What is being asked: Leaving out the pictures, transcribe all of the records faithfully.

* Start *

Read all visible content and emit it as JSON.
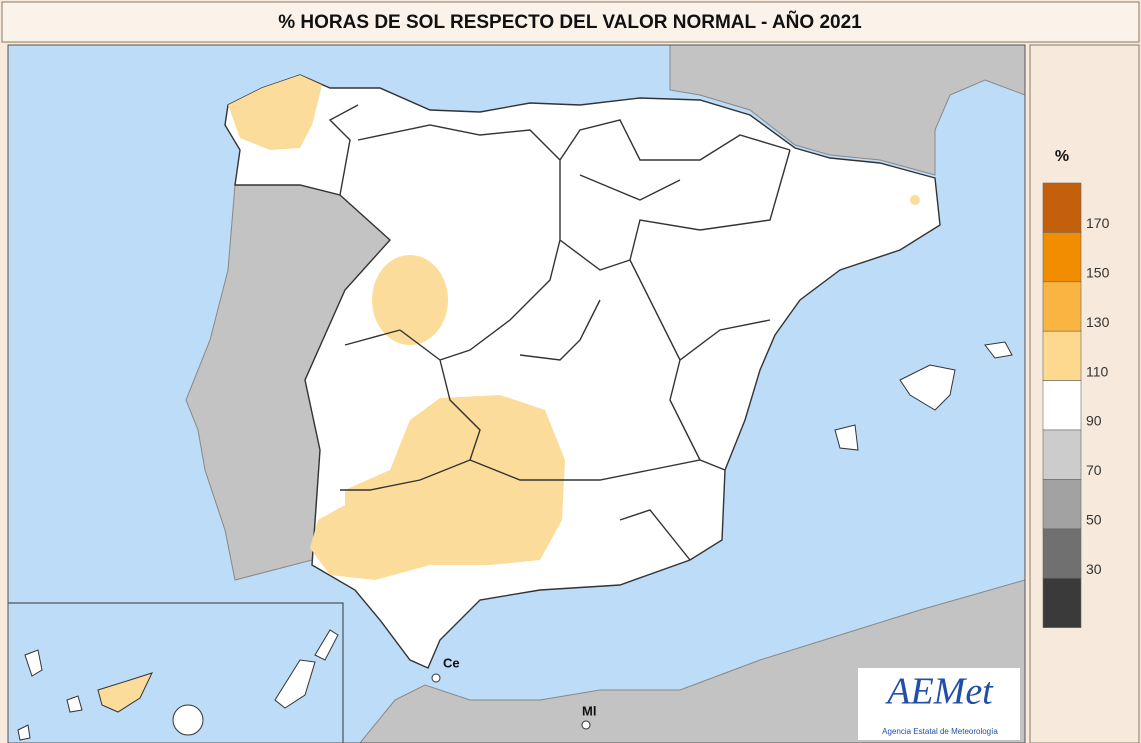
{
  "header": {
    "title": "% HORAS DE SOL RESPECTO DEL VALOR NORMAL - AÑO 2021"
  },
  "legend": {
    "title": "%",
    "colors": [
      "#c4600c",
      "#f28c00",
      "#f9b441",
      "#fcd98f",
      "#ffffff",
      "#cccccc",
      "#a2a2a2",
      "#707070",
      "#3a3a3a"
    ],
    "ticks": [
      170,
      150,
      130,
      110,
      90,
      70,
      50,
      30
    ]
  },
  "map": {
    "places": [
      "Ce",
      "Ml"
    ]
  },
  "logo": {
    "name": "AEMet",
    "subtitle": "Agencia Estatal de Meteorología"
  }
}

* End *

Written reply:
Read all visible content and emit it as JSON.
{
  "header": {
    "title": "% HORAS DE SOL RESPECTO DEL VALOR NORMAL - AÑO 2021"
  },
  "legend": {
    "title": "%",
    "colors": [
      "#c4600c",
      "#f28c00",
      "#f9b441",
      "#fcd98f",
      "#ffffff",
      "#cccccc",
      "#a2a2a2",
      "#707070",
      "#3a3a3a"
    ],
    "ticks": [
      170,
      150,
      130,
      110,
      90,
      70,
      50,
      30
    ]
  },
  "map": {
    "places": [
      "Ce",
      "Ml"
    ]
  },
  "logo": {
    "name": "AEMet",
    "subtitle": "Agencia Estatal de Meteorología"
  }
}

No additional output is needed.